Parallèlement à l’évolution du contexte économique d’ensemble au cours des années 1970, une nouvelle forme de gouvernement local émerge autour des instances politiques de la COURLY et des structures de représentation des intérêts économiques de l’agglomération, matérialisé par la Charte Industrielle et la création de l’ADERLY. Les élus communautaires revendiquent plus de pouvoir de décision et de contrôle sur la conduite de la régulation économique territoriale, vis-à-vis de l’Etat central, mais également des organismes patronaux qui assurent le fonctionnement de l’association. Le partenariat institutionnel et l’alliance politique passés entre les pouvoirs politique et économique de l’agglomération instaurent dans les faits une forme d’organisation de la gestion de l’intervention économique au niveau local qui s’apparente à la notion de gouvernance (voir supra, 1ère Partie).
La position des élites politiques lyonnaises, et notamment de L. Pradel, est relativement ambiguë dans le processus de régulation économique locale. Longtemps en effet, les élus lyonnais ne se sont pas vraiment intéressés aux affaires économiques locales et à leur orientation qualitative ou sectorielle. Ils se préoccupent d’autant moins du développement économique que le contexte d’expansion n’exige pas d’intervention correctrice de la part de la puissance publique locale, même si les relations sont étroites entre les milieux politique et économique à Lyon. Elle est de toute façon maintenue dans un état de quasi impuissance par l’absence de compétence d’action propre pour agir dans le domaine de l’économie et par la domination technocratique des services de l’Etat.

Consignes |
1. Dans le texte sur la gouvernance économique de l’agglomération lyonnaise, quelles deux réalisations concrétisent la nouvelle forme de gouvernement local apparue dans les années 1970 ?
2. Poursuivez le texte sur la gouvernance économique de l’agglomération lyonnaise à la suite de sa dernière phrase.

Données |
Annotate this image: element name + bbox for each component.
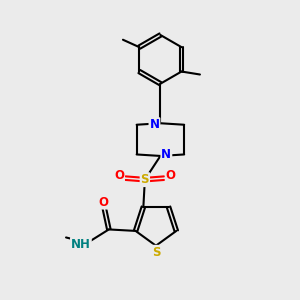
Text: NH: NH	[71, 238, 91, 251]
Text: S: S	[152, 246, 160, 259]
Text: N: N	[161, 148, 171, 161]
Text: S: S	[141, 173, 149, 186]
Text: N: N	[149, 118, 160, 131]
Text: O: O	[166, 169, 176, 182]
Text: O: O	[114, 169, 124, 182]
Text: O: O	[98, 196, 108, 208]
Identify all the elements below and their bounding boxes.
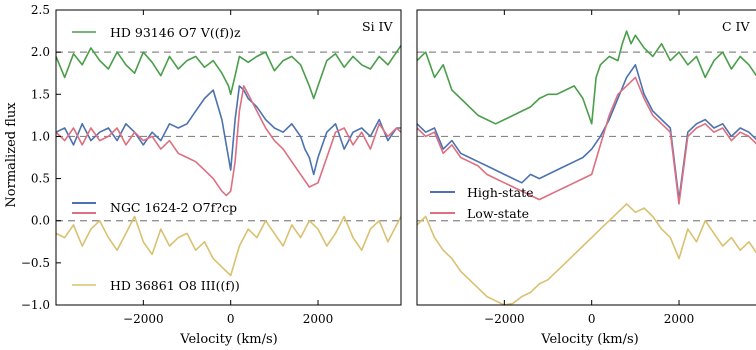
y-tick-label: −1.0 [21, 298, 50, 312]
chart-panel-c-iv: −2000 0 2000 C IV High-state Low-state Vel… [416, 9, 756, 347]
legend-label-low-state: Low-state [467, 206, 529, 221]
y-tick-label: 0.5 [31, 172, 50, 186]
series-line-2 [416, 76, 756, 205]
y-tick-label: 1.0 [31, 129, 50, 143]
series-lines [416, 30, 756, 306]
series-line-0 [416, 30, 756, 125]
y-tick-label: 1.5 [31, 87, 50, 101]
reference-lines [417, 51, 756, 222]
panel-title: C IV [722, 19, 750, 34]
label-hd93146: HD 93146 O7 V((f))z [110, 25, 241, 40]
label-hd36861: HD 36861 O8 III((f)) [110, 278, 240, 293]
series-lines [55, 44, 402, 277]
x-tick-label: 0 [588, 312, 596, 326]
y-ticks: −1.0 −0.5 0.0 0.5 1.0 1.5 2.0 2.5 [21, 3, 61, 312]
x-tick-label: −2000 [484, 312, 525, 326]
x-axis-label: Velocity (km/s) [179, 332, 277, 347]
chart-panel-si-iv: −1.0 −0.5 0.0 0.5 1.0 1.5 2.0 2.5 −2000 0 2000 Si… [21, 3, 402, 347]
series-line-1 [55, 85, 401, 176]
y-tick-label: 0.0 [31, 214, 50, 228]
series-line-3 [55, 215, 402, 277]
panel-title: Si IV [362, 19, 393, 34]
series-line-0 [55, 44, 402, 100]
plot-frame [416, 9, 756, 306]
x-tick-label: 2000 [664, 312, 695, 326]
y-tick-label: −0.5 [21, 256, 50, 270]
y-axis-label: Normalized flux [4, 102, 19, 208]
x-tick-label: 0 [227, 312, 235, 326]
series-line-2 [55, 85, 402, 197]
legend-label-high-state: High-state [467, 185, 534, 200]
y-tick-label: 2.5 [31, 3, 50, 17]
y-tick-label: 2.0 [31, 45, 50, 59]
series-line-3 [416, 203, 756, 306]
x-axis-label: Velocity (km/s) [540, 332, 638, 347]
x-tick-label: −2000 [123, 312, 164, 326]
x-ticks: −2000 0 2000 [484, 10, 694, 326]
label-ngc1624: NGC 1624-2 O7f?cp [110, 200, 237, 215]
reference-lines [56, 51, 401, 222]
x-ticks: −2000 0 2000 [123, 10, 333, 326]
series-line-1 [416, 64, 756, 201]
plot-frame [55, 9, 402, 306]
x-tick-label: 2000 [303, 312, 334, 326]
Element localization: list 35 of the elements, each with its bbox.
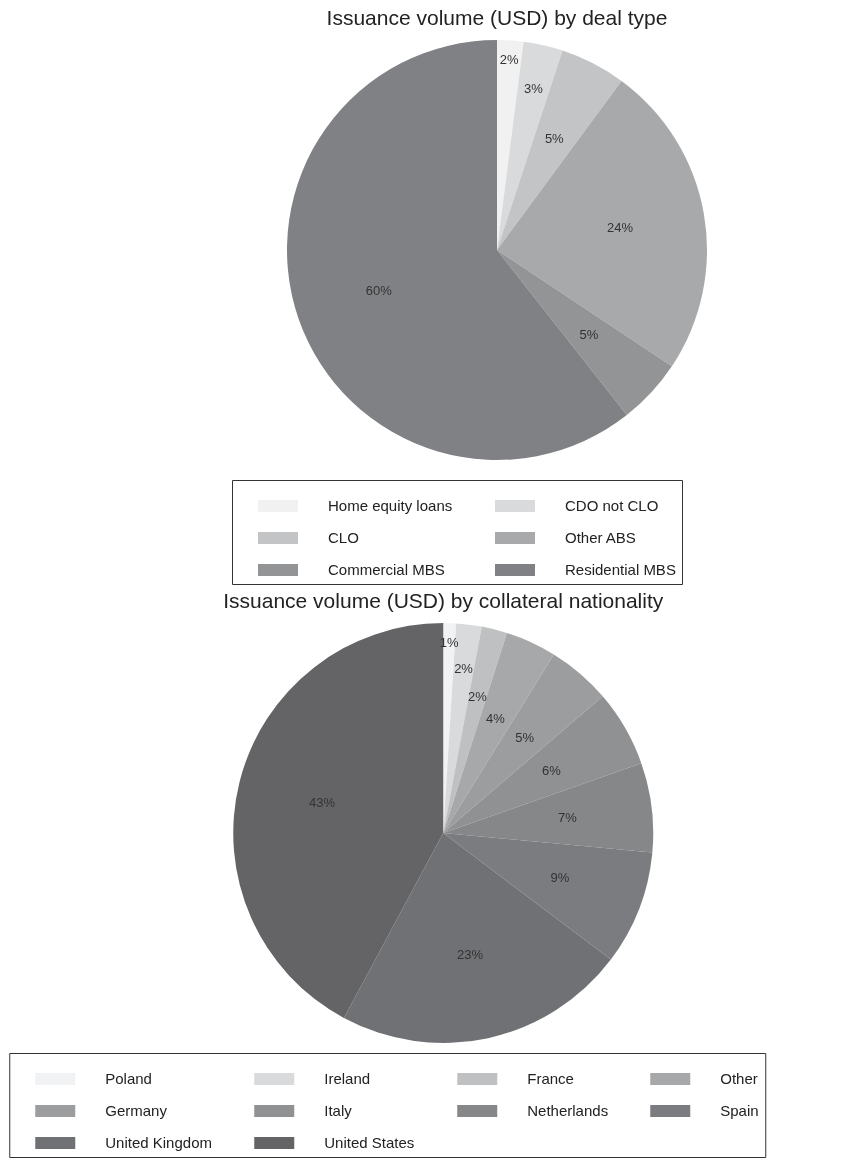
pie-slice	[497, 80, 707, 367]
data-label: 5%	[579, 326, 599, 342]
legend-label: Netherlands	[527, 1102, 609, 1119]
data-label: 5%	[544, 130, 565, 146]
legend-label: Other	[720, 1070, 758, 1087]
chart-title: Issuance volume (USD) by collateral nationality	[223, 589, 664, 612]
data-label: 2%	[499, 52, 519, 68]
pie-slice	[497, 41, 563, 250]
chart-title: Issuance volume (USD) by deal type	[326, 6, 668, 29]
legend-label: Ireland	[324, 1070, 371, 1087]
data-label: 6%	[542, 762, 562, 778]
legend-label: Residential MBS	[565, 561, 676, 578]
data-label: 3%	[523, 81, 544, 97]
data-label: 24%	[607, 220, 634, 236]
data-label: 23%	[456, 947, 484, 963]
legend-label: Poland	[105, 1070, 152, 1087]
data-label: 2%	[454, 661, 474, 677]
legend-label: CLO	[328, 529, 359, 546]
legend-label: United States	[324, 1134, 415, 1151]
data-label: 60%	[365, 282, 393, 298]
legend-label: Home equity loans	[328, 497, 453, 514]
legend-label: Italy	[324, 1102, 353, 1119]
data-label: 2%	[468, 689, 488, 705]
data-label: 5%	[515, 730, 535, 746]
legend-label: France	[527, 1070, 574, 1087]
pie-slice	[497, 250, 672, 416]
legend-label: Spain	[720, 1102, 759, 1119]
legend-label: CDO not CLO	[565, 497, 659, 514]
legend-label: United Kingdom	[105, 1134, 212, 1151]
legend-label: Germany	[105, 1102, 168, 1119]
data-label: 9%	[550, 870, 570, 886]
legend-label: Other ABS	[565, 529, 636, 546]
data-label: 4%	[486, 711, 506, 727]
legend-label: Commercial MBS	[328, 561, 445, 578]
data-label: 7%	[557, 809, 578, 825]
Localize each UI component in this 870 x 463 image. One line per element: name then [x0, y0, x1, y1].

Réponses |
1. La Charte Industrielle et la création de l’ADERLY.

2.
Y compris au sein des organismes patronaux et du milieu des entrepreneurs, la considération que la régulation économique est une tâche secondaire pour l’intervention publique et les élus est assez répandue dans les années 1960. Elle se renforce même parallèlement aux nouvelles prises de position des responsables patronaux nationaux à partir de 1965, qui réaffirment la profonde différence de point de vue entre acteurs économiques et responsables politiques, particulièrement marquée à Lyon par le faible engagement politiques des élites patronales dans la vie publique municipale (Angleraud, Pellisier, 2003).
A partir des années 1970 cependant, des efforts importants sont réalisés par les autorités politiques lyonnaises pour relayer le soutien de l’Etat aux grands groupes industriels ou financiers, et pour s’approprier plus globalement le projet économique étatique défini à l’échelle nationale. Ce souci économique nouveau de participer à la régulation, même de façon indirecte, s’exprime notamment dans le cadre de l’opération du centre directionnel et tertiaire de la Part Dieu, dont la réalisation est en partie assurée par des grandes sociétés françaises ou étrangères, et dans le cadre du lobbying industriel de l’Association Grand Delta, auquel L. Pradel participe en organisant les Journée du Grand Delta à Lyon en 1972.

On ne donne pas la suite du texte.